Reading text:
++++++++

It has been a long time since I wrote in my blog. Today I thought I would like to do some work on my observations of how people around me have given me the opportunity to examine myself. I am not in the league of the Dalai Lama , Buddha, Einstein, Socrates or any of the great thinkers or philosophers but I have the benefit of a few years of observation and reflection that I would like to share and receive comments on if you wish to make them. I have no answers about how one should live his life only how my own has always had lots of room for improvement. And I see how I learn from the reflections of my actions just what works for me and what doesn’t. Often the reflection comes through the effect I have on people and things around me. And how they respond impacts my perception of myself. .So how can I use that impact in the most productive way? Simply by changing my perception and making it work for me rather than against me.
Oh I am as guilty of this as much as the next fellow. Criticising , that is Yet there are those wonderful people who seem to go with the flow, roll with the punches and still come out smiling without complaint. Not me. I simply HAVE to voice my opinion of the actions of others that don’t jibe with how I perceive they should behave. I work at it. Really I do . Usually I say nothing to them. And when I do have to vent , I choose my sounding board carefully. It is a matter or survival after all. And besides who wants a comeback that will be damaging to the ever-present ego.

++++++++

Supplied data:
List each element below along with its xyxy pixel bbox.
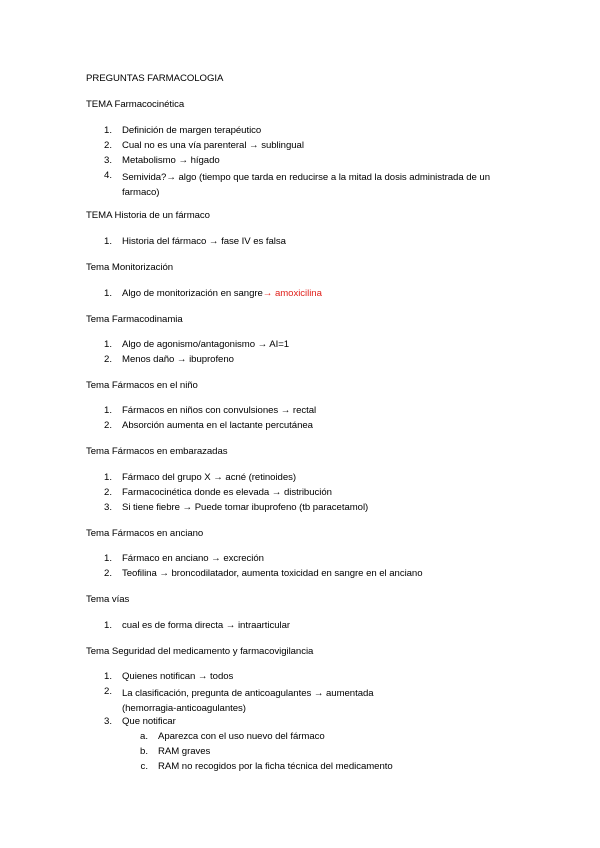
section-heading: Tema Farmacodinamia: [86, 314, 183, 325]
list-item: Metabolismo → hígado: [122, 155, 220, 166]
list-item: La clasificación, pregunta de anticoagulantes → aumentada (hemorragia-anticoagulantes): [122, 688, 374, 714]
sublist-item-letter: c.: [140, 761, 148, 772]
section-heading: Tema Fármacos en anciano: [86, 528, 204, 539]
list-item-number: 3.: [103, 502, 112, 513]
list-item: Algo de agonismo/antagonismo → AI=1: [122, 339, 290, 350]
sublist-item: RAM graves: [158, 746, 211, 757]
section-heading: Tema Fármacos en el niño: [86, 380, 198, 391]
list-item-number: 3.: [103, 155, 112, 166]
section-heading: TEMA Farmacocinética: [86, 99, 185, 110]
list-item: Semivida?→ algo (tiempo que tarda en reducirse a la mitad la dosis administrada de un farmaco): [122, 172, 490, 198]
section-heading: Tema vías: [86, 594, 130, 605]
list-item: Fármacos en niños con convulsiones → rectal: [122, 405, 317, 416]
section-heading: Tema Monitorización: [86, 262, 174, 273]
list-item-number: 2.: [103, 686, 112, 697]
list-item-number: 2.: [103, 487, 112, 498]
list-item-number: 2.: [103, 140, 112, 151]
list-item: Definición de margen terapéutico: [122, 125, 262, 136]
list-item-number: 2.: [103, 420, 112, 431]
list-item-number: 1.: [103, 553, 112, 564]
sublist-item: Aparezca con el uso nuevo del fármaco: [158, 731, 325, 742]
list-item: Fármaco del grupo X → acné (retinoides): [122, 472, 297, 483]
list-item: Teofilina → broncodilatador, aumenta toxicidad en sangre en el anciano: [122, 568, 423, 579]
list-item-text: Algo de monitorización en sangre: [122, 288, 263, 299]
document-title: PREGUNTAS FARMACOLOGIA: [86, 73, 224, 84]
list-item-number: 2.: [103, 354, 112, 365]
list-item-number: 1.: [103, 671, 112, 682]
section-heading: Tema Seguridad del medicamento y farmacovigilancia: [86, 646, 314, 657]
list-item-number: 4.: [103, 170, 112, 181]
list-item: Que notificar: [122, 716, 176, 727]
list-item: Historia del fármaco → fase IV es falsa: [122, 236, 286, 247]
section-heading: TEMA Historia de un fármaco: [86, 210, 210, 221]
list-item: Cual no es una vía parenteral → sublingual: [122, 140, 304, 151]
sublist-item-letter: b.: [139, 746, 148, 757]
list-item: Fármaco en anciano → excreción: [122, 553, 264, 564]
list-item-number: 1.: [103, 472, 112, 483]
list-item: cual es de forma directa → intraarticular: [122, 620, 291, 631]
list-item-number: 1.: [103, 339, 112, 350]
sublist-item: RAM no recogidos por la ficha técnica del medicamento: [158, 761, 393, 772]
list-item-number: 1.: [103, 405, 112, 416]
list-item-number: 1.: [103, 288, 112, 299]
list-item: Menos daño → ibuprofeno: [122, 354, 234, 365]
list-item-number: 3.: [103, 716, 112, 727]
list-item: Si tiene fiebre → Puede tomar ibuprofeno (tb paracetamol): [122, 502, 369, 513]
list-item-number: 2.: [103, 568, 112, 579]
list-item: Absorción aumenta en el lactante percutánea: [122, 420, 313, 431]
list-item: [122, 288, 322, 300]
list-item-number: 1.: [103, 620, 112, 631]
section-heading: Tema Fármacos en embarazadas: [86, 446, 228, 457]
list-item-number: 1.: [103, 125, 112, 136]
list-item: Quienes notifican → todos: [122, 671, 234, 682]
highlighted-answer: → amoxicilina: [262, 288, 322, 299]
list-item: Farmacocinética donde es elevada → distribución: [122, 487, 332, 498]
sublist-item-letter: a.: [139, 731, 148, 742]
list-item-number: 1.: [103, 236, 112, 247]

++++++++

Requirements:
1. In the blog post, what does the writer usually say to the people whose actions bother them?
2. Please rewrite the part of the listing that opens with the line containing "section-heading: Tema Farmacodinamia: [86, 314, 183, 325]" and closes with the line containing "sublist-item: RAM graves: [158, 746, 211, 757]", changing "hígado" to "riñón" and leaving everything else as it is. Return only those lines.
The blog post and the listing are unrelated to each other.

Answers below:
1. Usually the writer says nothing to them.

2.
section-heading: Tema Farmacodinamia: [86, 314, 183, 325]
list-item: Metabolismo → riñón: [122, 155, 220, 166]
list-item: La clasificación, pregunta de anticoagulantes → aumentada (hemorragia-anticoagulantes): [122, 688, 374, 714]
sublist-item-letter: c.: [140, 761, 148, 772]
section-heading: Tema Fármacos en anciano: [86, 528, 204, 539]
list-item-number: 3.: [103, 502, 112, 513]
list-item: Algo de agonismo/antagonismo → AI=1: [122, 339, 290, 350]
sublist-item: RAM graves: [158, 746, 211, 757]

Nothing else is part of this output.